[Written instruction] Copy all lines below containing "this".

[Dataset items]
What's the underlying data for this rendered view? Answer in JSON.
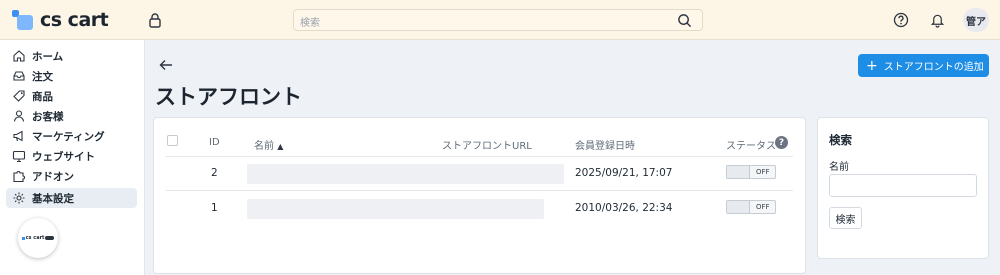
{
  "app": {
    "logo_text": "cs cart",
    "widget_logo_text": "cs cart"
  },
  "header": {
    "search_placeholder": "検索",
    "avatar_text": "管ア"
  },
  "sidebar": {
    "items": [
      {
        "label": "ホーム",
        "icon": "home-icon"
      },
      {
        "label": "注文",
        "icon": "inbox-icon"
      },
      {
        "label": "商品",
        "icon": "tag-icon"
      },
      {
        "label": "お客様",
        "icon": "user-icon"
      },
      {
        "label": "マーケティング",
        "icon": "megaphone-icon"
      },
      {
        "label": "ウェブサイト",
        "icon": "monitor-icon"
      },
      {
        "label": "アドオン",
        "icon": "puzzle-icon"
      },
      {
        "label": "基本設定",
        "icon": "gear-icon",
        "active": true
      }
    ]
  },
  "page": {
    "title": "ストアフロント",
    "add_button_label": "ストアフロントの追加"
  },
  "table": {
    "columns": {
      "id": "ID",
      "name": "名前",
      "url": "ストアフロントURL",
      "registered": "会員登録日時",
      "status": "ステータス"
    },
    "status_help": "?",
    "rows": [
      {
        "id": "2",
        "registered": "2025/09/21, 17:07",
        "status": "OFF"
      },
      {
        "id": "1",
        "registered": "2010/03/26, 22:34",
        "status": "OFF"
      }
    ]
  },
  "search_panel": {
    "title": "検索",
    "name_label": "名前",
    "button_label": "検索"
  },
  "colors": {
    "accent": "#1e8de6",
    "header_bg": "#fdf6e6",
    "page_bg": "#eef1f6"
  }
}
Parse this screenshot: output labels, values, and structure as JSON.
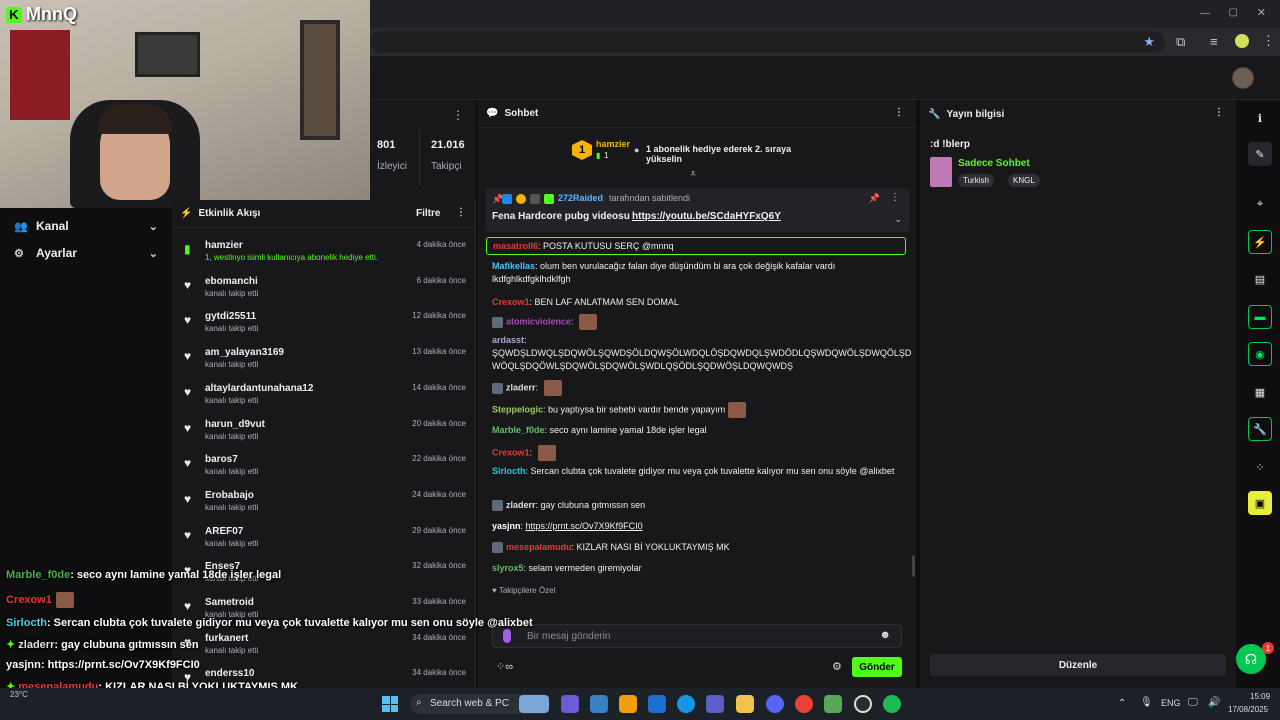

[Exercise response]
What's the underlying data for this rendered view? Answer in JSON.
Parse this screenshot: output labels, values, and structure as JSON.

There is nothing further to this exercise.